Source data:
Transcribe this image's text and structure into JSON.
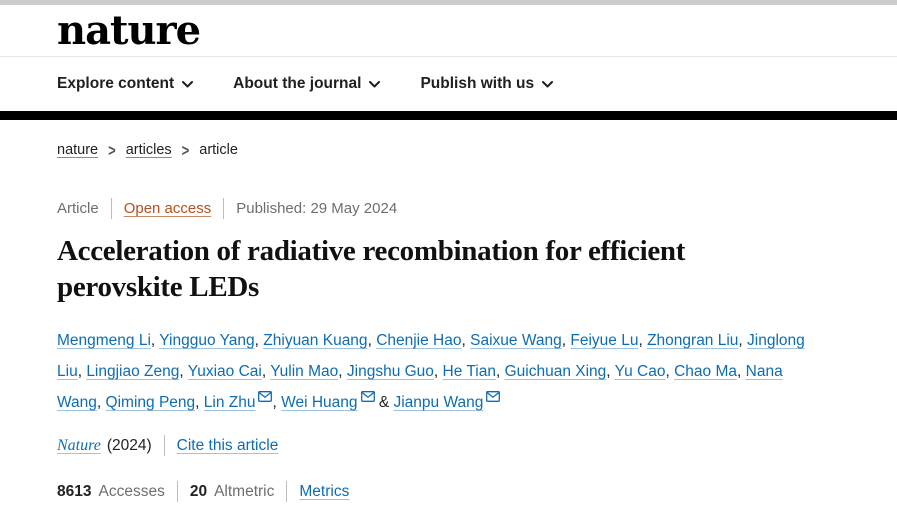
{
  "header": {
    "logo_text": "nature",
    "nav_items": [
      {
        "label": "Explore content"
      },
      {
        "label": "About the journal"
      },
      {
        "label": "Publish with us"
      }
    ]
  },
  "breadcrumb": {
    "separator": ">",
    "items": [
      {
        "label": "nature",
        "link": true
      },
      {
        "label": "articles",
        "link": true
      },
      {
        "label": "article",
        "link": false
      }
    ]
  },
  "meta": {
    "type_label": "Article",
    "access_label": "Open access",
    "published": "Published: 29 May 2024"
  },
  "title": "Acceleration of radiative recombination for efficient perovskite LEDs",
  "authors": {
    "final_separator": "&",
    "list": [
      {
        "name": "Mengmeng Li",
        "email": false
      },
      {
        "name": "Yingguo Yang",
        "email": false
      },
      {
        "name": "Zhiyuan Kuang",
        "email": false
      },
      {
        "name": "Chenjie Hao",
        "email": false
      },
      {
        "name": "Saixue Wang",
        "email": false
      },
      {
        "name": "Feiyue Lu",
        "email": false
      },
      {
        "name": "Zhongran Liu",
        "email": false
      },
      {
        "name": "Jinglong Liu",
        "email": false
      },
      {
        "name": "Lingjiao Zeng",
        "email": false
      },
      {
        "name": "Yuxiao Cai",
        "email": false
      },
      {
        "name": "Yulin Mao",
        "email": false
      },
      {
        "name": "Jingshu Guo",
        "email": false
      },
      {
        "name": "He Tian",
        "email": false
      },
      {
        "name": "Guichuan Xing",
        "email": false
      },
      {
        "name": "Yu Cao",
        "email": false
      },
      {
        "name": "Chao Ma",
        "email": false
      },
      {
        "name": "Nana Wang",
        "email": false
      },
      {
        "name": "Qiming Peng",
        "email": false
      },
      {
        "name": "Lin Zhu",
        "email": true
      },
      {
        "name": "Wei Huang",
        "email": true
      },
      {
        "name": "Jianpu Wang",
        "email": true
      }
    ]
  },
  "citation": {
    "journal": "Nature",
    "year": "(2024)",
    "cite_label": "Cite this article"
  },
  "metrics": {
    "accesses_value": "8613",
    "accesses_label": "Accesses",
    "altmetric_value": "20",
    "altmetric_label": "Altmetric",
    "metrics_label": "Metrics"
  },
  "colors": {
    "link_blue": "#0e6db2",
    "open_access_rust": "#b5501e",
    "text_dark": "#222222",
    "text_gray": "#6e6e6e",
    "topbar_gray": "#cccccc",
    "black_bar": "#000000"
  }
}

- _The exercise_
Look through the listing and extract every line with "Wang" in it.

- _Solution to the exercise_
        "name": "Saixue Wang",
        "name": "Nana Wang",
        "name": "Jianpu Wang",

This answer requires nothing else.